**PROBLEM REQUIREMENTS:**
Copy all lines holding the word "Thats" from the entries.

(Stored records)
>> START
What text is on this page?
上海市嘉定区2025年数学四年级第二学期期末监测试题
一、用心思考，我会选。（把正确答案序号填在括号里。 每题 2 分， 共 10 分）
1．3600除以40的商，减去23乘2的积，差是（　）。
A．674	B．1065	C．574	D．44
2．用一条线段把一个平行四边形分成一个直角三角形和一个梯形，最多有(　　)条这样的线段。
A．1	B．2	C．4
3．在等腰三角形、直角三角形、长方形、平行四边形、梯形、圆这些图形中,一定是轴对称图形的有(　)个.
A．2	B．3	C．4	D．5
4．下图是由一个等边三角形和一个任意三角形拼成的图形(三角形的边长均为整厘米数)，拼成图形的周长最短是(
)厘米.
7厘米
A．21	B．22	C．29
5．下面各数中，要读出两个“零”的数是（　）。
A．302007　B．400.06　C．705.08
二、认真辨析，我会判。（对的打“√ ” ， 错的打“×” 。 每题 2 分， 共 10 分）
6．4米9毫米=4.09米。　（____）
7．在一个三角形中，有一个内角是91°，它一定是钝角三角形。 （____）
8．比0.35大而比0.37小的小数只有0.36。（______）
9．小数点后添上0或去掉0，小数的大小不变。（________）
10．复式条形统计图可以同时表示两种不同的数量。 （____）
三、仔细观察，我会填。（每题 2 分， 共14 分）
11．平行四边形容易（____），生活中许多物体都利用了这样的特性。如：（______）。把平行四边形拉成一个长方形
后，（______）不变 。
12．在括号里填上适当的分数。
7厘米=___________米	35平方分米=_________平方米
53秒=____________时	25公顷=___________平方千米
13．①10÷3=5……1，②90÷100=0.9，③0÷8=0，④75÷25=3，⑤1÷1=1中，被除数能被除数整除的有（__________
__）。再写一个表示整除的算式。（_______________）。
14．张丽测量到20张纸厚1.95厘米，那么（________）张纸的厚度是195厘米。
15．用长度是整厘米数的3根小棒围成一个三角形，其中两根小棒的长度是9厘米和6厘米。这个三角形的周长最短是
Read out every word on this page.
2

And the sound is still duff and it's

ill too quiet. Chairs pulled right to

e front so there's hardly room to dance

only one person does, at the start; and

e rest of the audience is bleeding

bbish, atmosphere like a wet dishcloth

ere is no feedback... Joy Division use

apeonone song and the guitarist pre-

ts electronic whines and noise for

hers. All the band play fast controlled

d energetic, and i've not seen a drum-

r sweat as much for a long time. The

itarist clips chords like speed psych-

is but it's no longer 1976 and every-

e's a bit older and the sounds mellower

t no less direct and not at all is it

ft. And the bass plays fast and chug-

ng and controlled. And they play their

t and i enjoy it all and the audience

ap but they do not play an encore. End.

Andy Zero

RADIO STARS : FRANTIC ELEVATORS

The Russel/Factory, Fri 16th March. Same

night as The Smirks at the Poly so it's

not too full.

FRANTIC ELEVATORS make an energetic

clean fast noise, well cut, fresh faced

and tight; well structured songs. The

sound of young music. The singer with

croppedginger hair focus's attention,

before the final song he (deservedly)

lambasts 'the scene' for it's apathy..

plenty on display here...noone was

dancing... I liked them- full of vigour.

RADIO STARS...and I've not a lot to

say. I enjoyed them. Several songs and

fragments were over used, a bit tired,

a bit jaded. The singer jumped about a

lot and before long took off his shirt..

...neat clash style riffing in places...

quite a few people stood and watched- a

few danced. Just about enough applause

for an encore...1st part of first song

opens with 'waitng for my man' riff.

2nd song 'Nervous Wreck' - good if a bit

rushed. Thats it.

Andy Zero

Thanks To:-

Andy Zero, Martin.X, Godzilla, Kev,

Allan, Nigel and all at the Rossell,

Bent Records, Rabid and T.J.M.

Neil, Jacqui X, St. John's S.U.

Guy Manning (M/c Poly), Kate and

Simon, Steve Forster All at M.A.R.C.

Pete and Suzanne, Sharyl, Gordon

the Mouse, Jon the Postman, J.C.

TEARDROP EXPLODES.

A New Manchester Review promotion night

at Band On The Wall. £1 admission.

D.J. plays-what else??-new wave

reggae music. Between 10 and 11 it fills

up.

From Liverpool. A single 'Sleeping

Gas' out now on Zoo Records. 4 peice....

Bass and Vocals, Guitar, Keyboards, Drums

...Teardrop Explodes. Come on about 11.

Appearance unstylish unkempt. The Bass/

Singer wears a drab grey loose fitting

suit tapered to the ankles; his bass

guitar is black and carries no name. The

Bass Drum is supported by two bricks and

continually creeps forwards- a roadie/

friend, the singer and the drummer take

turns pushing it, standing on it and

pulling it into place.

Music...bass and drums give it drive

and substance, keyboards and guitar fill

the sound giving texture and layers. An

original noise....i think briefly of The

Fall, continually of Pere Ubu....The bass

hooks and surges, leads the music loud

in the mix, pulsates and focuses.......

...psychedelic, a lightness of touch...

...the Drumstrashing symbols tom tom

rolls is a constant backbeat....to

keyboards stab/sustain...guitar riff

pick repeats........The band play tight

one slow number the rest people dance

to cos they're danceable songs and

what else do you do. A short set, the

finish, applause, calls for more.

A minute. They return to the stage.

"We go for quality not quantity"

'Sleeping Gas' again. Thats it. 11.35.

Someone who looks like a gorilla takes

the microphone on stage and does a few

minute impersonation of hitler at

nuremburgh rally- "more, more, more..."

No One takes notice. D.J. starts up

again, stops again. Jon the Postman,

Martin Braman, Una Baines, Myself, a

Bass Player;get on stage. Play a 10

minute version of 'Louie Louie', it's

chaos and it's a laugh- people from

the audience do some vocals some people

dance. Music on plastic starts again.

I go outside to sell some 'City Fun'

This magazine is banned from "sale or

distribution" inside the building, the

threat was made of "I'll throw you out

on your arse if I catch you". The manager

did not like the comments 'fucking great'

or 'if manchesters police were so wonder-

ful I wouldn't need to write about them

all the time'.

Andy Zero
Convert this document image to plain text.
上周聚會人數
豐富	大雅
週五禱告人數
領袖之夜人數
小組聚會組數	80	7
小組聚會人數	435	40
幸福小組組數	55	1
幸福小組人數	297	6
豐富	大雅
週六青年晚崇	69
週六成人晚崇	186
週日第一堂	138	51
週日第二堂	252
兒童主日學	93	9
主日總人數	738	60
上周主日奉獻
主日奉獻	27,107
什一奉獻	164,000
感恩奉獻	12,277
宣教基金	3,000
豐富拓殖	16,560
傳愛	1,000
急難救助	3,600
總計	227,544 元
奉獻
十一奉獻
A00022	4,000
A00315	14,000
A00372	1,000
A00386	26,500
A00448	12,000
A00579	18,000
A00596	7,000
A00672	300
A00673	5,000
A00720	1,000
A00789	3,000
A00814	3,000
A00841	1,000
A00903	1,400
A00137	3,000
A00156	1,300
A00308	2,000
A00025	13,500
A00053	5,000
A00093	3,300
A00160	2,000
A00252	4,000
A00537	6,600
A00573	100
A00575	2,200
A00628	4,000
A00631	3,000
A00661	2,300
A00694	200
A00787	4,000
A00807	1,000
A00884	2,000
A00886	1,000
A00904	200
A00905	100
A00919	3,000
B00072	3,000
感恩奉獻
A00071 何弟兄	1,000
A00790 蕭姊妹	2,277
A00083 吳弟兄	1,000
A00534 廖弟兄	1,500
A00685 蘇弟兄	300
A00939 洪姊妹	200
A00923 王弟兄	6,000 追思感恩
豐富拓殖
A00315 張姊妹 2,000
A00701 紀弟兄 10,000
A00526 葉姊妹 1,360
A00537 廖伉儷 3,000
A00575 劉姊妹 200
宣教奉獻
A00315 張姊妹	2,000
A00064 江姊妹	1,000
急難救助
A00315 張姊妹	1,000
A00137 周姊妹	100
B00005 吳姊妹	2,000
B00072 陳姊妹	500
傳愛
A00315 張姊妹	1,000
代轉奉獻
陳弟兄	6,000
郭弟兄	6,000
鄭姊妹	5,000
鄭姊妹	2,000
>> END
**EXERCISE RESPONSE:**
rushed. Thats it.
'Sleeping Gas' again. Thats it. 11.35.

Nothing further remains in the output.